- _What you should do_
Restate the listing below word for word, omitting any images.

- _Dataset extract_
┄┄┄┄┄┄
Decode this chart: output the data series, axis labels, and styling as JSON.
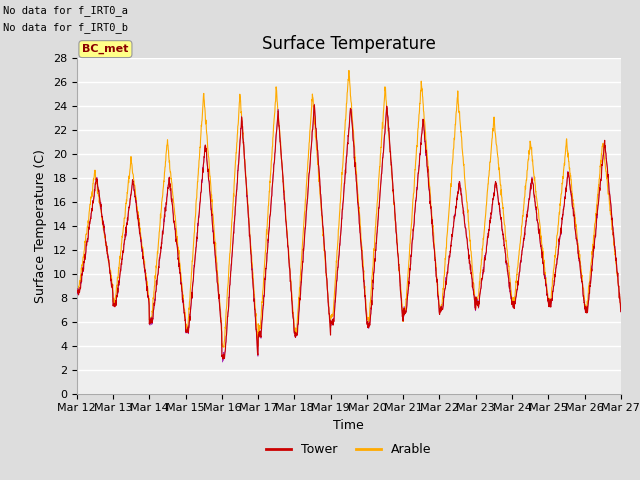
{
  "title": "Surface Temperature",
  "ylabel": "Surface Temperature (C)",
  "xlabel": "Time",
  "ylim": [
    0,
    28
  ],
  "yticks": [
    0,
    2,
    4,
    6,
    8,
    10,
    12,
    14,
    16,
    18,
    20,
    22,
    24,
    26,
    28
  ],
  "xtick_labels": [
    "Mar 12",
    "Mar 13",
    "Mar 14",
    "Mar 15",
    "Mar 16",
    "Mar 17",
    "Mar 18",
    "Mar 19",
    "Mar 20",
    "Mar 21",
    "Mar 22",
    "Mar 23",
    "Mar 24",
    "Mar 25",
    "Mar 26",
    "Mar 27"
  ],
  "tower_color": "#cc0000",
  "arable_color": "#ffaa00",
  "bc_met_color": "#9900aa",
  "legend_tower": "Tower",
  "legend_arable": "Arable",
  "bc_met_label": "BC_met",
  "no_data_text1": "No data for f_IRT0_a",
  "no_data_text2": "No data for f_IRT0_b",
  "bg_color": "#dddddd",
  "plot_bg_color": "#eeeeee",
  "grid_color": "#ffffff",
  "title_fontsize": 12,
  "label_fontsize": 9,
  "tick_fontsize": 8,
  "day_mins_tower": [
    8.5,
    7.5,
    6.0,
    5.2,
    3.0,
    5.0,
    5.0,
    6.0,
    5.8,
    6.8,
    7.0,
    7.5,
    7.5,
    7.5,
    7.0
  ],
  "day_maxs_tower": [
    18.0,
    17.8,
    18.0,
    21.0,
    23.0,
    23.5,
    24.0,
    24.0,
    24.0,
    23.0,
    17.8,
    17.8,
    18.0,
    18.5,
    21.0
  ],
  "day_mins_arable": [
    8.8,
    7.8,
    6.2,
    5.5,
    4.0,
    5.5,
    5.2,
    6.5,
    6.2,
    7.0,
    7.2,
    7.8,
    7.8,
    7.8,
    7.2
  ],
  "day_maxs_arable": [
    18.5,
    19.5,
    21.0,
    25.0,
    25.0,
    25.5,
    25.0,
    27.0,
    25.5,
    26.0,
    25.0,
    23.0,
    21.0,
    21.0,
    21.0
  ]
}
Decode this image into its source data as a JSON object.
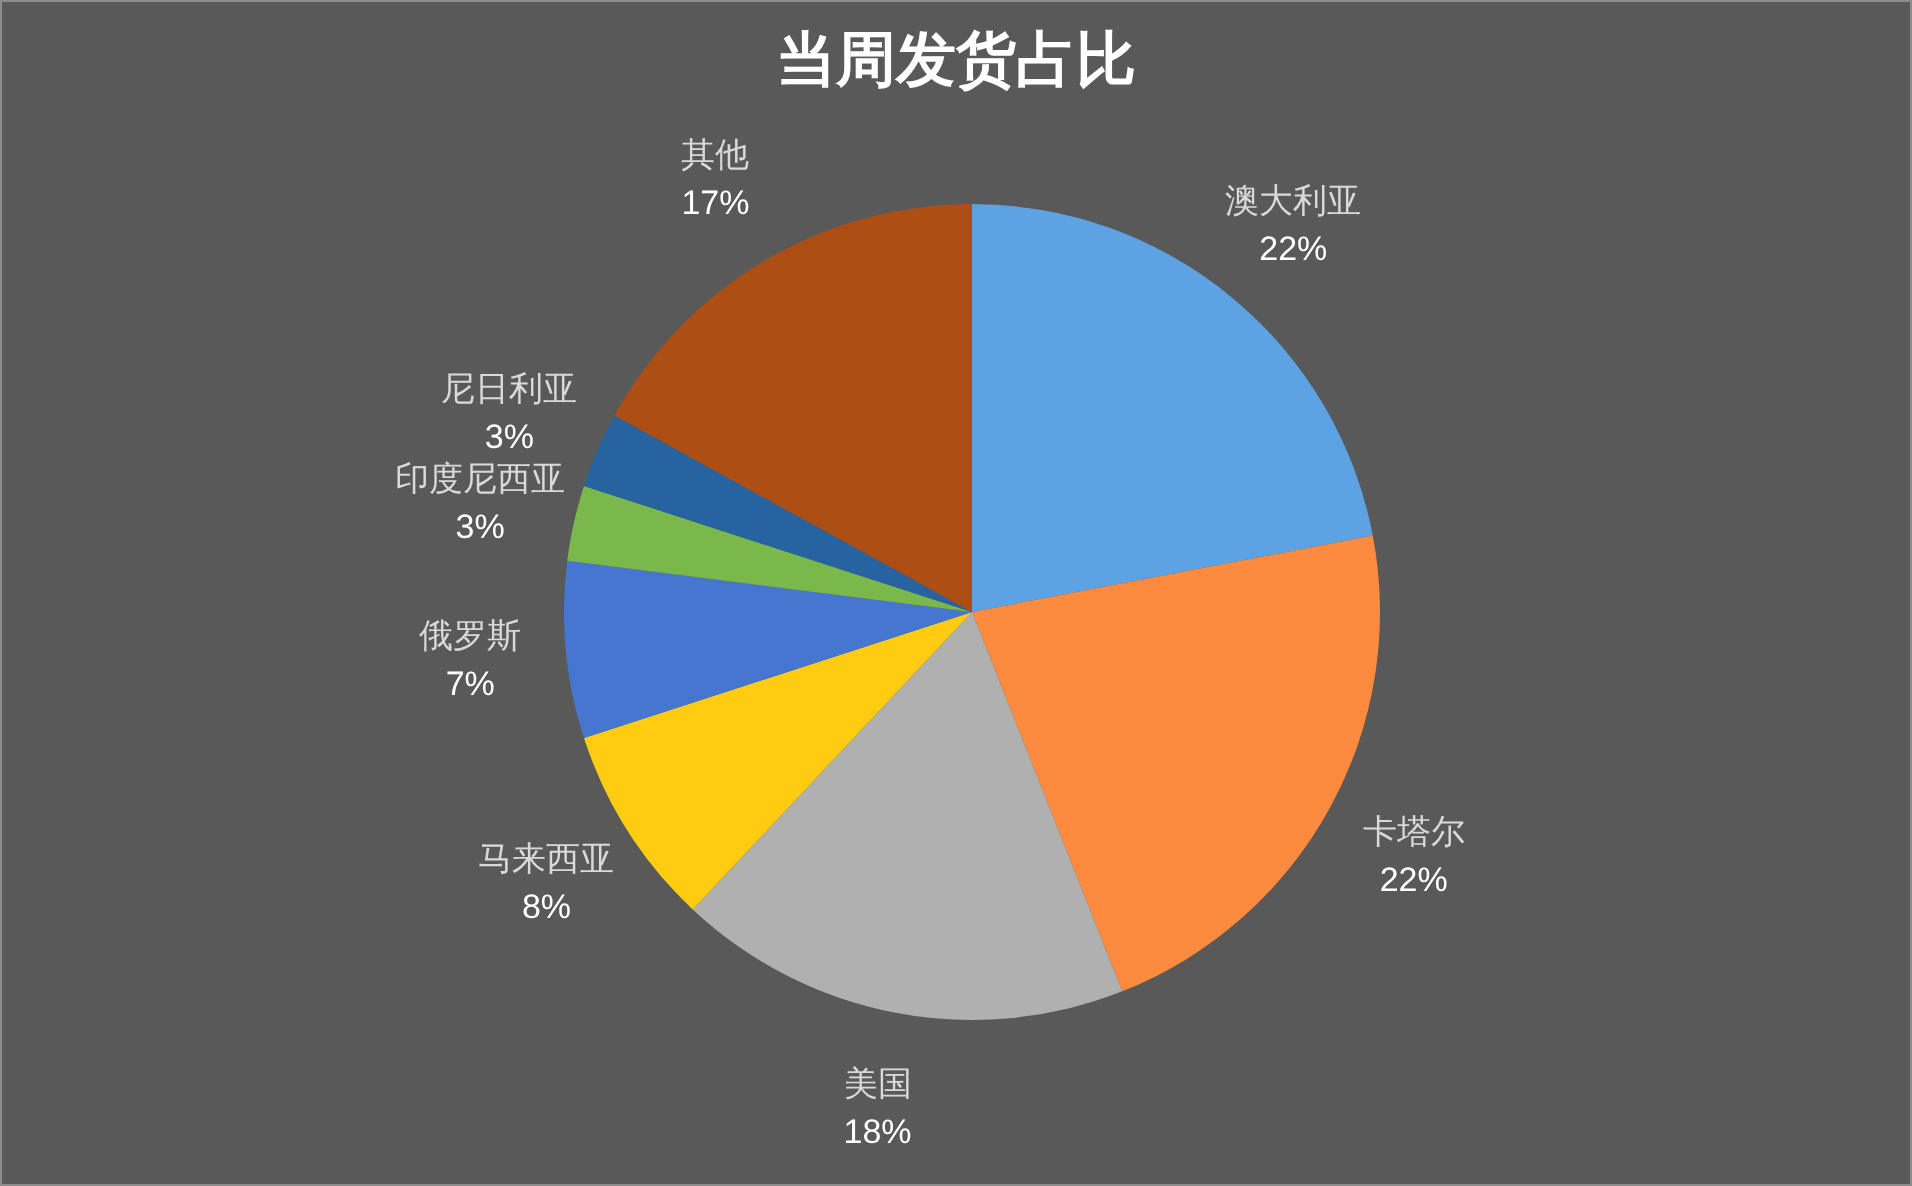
{
  "chart_data": {
    "type": "pie",
    "title": "当周发货占比",
    "categories": [
      "澳大利亚",
      "卡塔尔",
      "美国",
      "马来西亚",
      "俄罗斯",
      "印度尼西亚",
      "尼日利亚",
      "其他"
    ],
    "values": [
      22,
      22,
      18,
      8,
      7,
      3,
      3,
      17
    ],
    "value_labels": [
      "22%",
      "22%",
      "18%",
      "8%",
      "7%",
      "3%",
      "3%",
      "17%"
    ],
    "colors": [
      "#5da2e3",
      "#fd8b3f",
      "#b0b0b0",
      "#ffcc12",
      "#4577d0",
      "#7ab84c",
      "#2763a0",
      "#ad4e14"
    ]
  }
}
┄┄┄┄┄┄
- _The output_
Decode this chart: output the data series, axis labels, and styling as JSON.
{
  "title": "Surface Temperature",
  "ylabel": "Surface Temperature (C)",
  "xlabel": "Time",
  "ylim": [
    0,
    28
  ],
  "yticks": [
    0,
    2,
    4,
    6,
    8,
    10,
    12,
    14,
    16,
    18,
    20,
    22,
    24,
    26,
    28
  ],
  "xtick_labels": [
    "Mar 12",
    "Mar 13",
    "Mar 14",
    "Mar 15",
    "Mar 16",
    "Mar 17",
    "Mar 18",
    "Mar 19",
    "Mar 20",
    "Mar 21",
    "Mar 22",
    "Mar 23",
    "Mar 24",
    "Mar 25",
    "Mar 26",
    "Mar 27"
  ],
  "tower_color": "#cc0000",
  "arable_color": "#ffaa00",
  "bc_met_color": "#9900aa",
  "legend_tower": "Tower",
  "legend_arable": "Arable",
  "bc_met_label": "BC_met",
  "no_data_text1": "No data for f_IRT0_a",
  "no_data_text2": "No data for f_IRT0_b",
  "bg_color": "#dddddd",
  "plot_bg_color": "#eeeeee",
  "grid_color": "#ffffff",
  "title_fontsize": 12,
  "label_fontsize": 9,
  "tick_fontsize": 8,
  "day_mins_tower": [
    8.5,
    7.5,
    6.0,
    5.2,
    3.0,
    5.0,
    5.0,
    6.0,
    5.8,
    6.8,
    7.0,
    7.5,
    7.5,
    7.5,
    7.0
  ],
  "day_maxs_tower": [
    18.0,
    17.8,
    18.0,
    21.0,
    23.0,
    23.5,
    24.0,
    24.0,
    24.0,
    23.0,
    17.8,
    17.8,
    18.0,
    18.5,
    21.0
  ],
  "day_mins_arable": [
    8.8,
    7.8,
    6.2,
    5.5,
    4.0,
    5.5,
    5.2,
    6.5,
    6.2,
    7.0,
    7.2,
    7.8,
    7.8,
    7.8,
    7.2
  ],
  "day_maxs_arable": [
    18.5,
    19.5,
    21.0,
    25.0,
    25.0,
    25.5,
    25.0,
    27.0,
    25.5,
    26.0,
    25.0,
    23.0,
    21.0,
    21.0,
    21.0
  ]
}
Decode this image into its source data as a JSON object.
{
  "chart_data": {
    "type": "pie",
    "title": "当周发货占比",
    "categories": [
      "澳大利亚",
      "卡塔尔",
      "美国",
      "马来西亚",
      "俄罗斯",
      "印度尼西亚",
      "尼日利亚",
      "其他"
    ],
    "values": [
      22,
      22,
      18,
      8,
      7,
      3,
      3,
      17
    ],
    "value_labels": [
      "22%",
      "22%",
      "18%",
      "8%",
      "7%",
      "3%",
      "3%",
      "17%"
    ],
    "colors": [
      "#5da2e3",
      "#fd8b3f",
      "#b0b0b0",
      "#ffcc12",
      "#4577d0",
      "#7ab84c",
      "#2763a0",
      "#ad4e14"
    ]
  }
}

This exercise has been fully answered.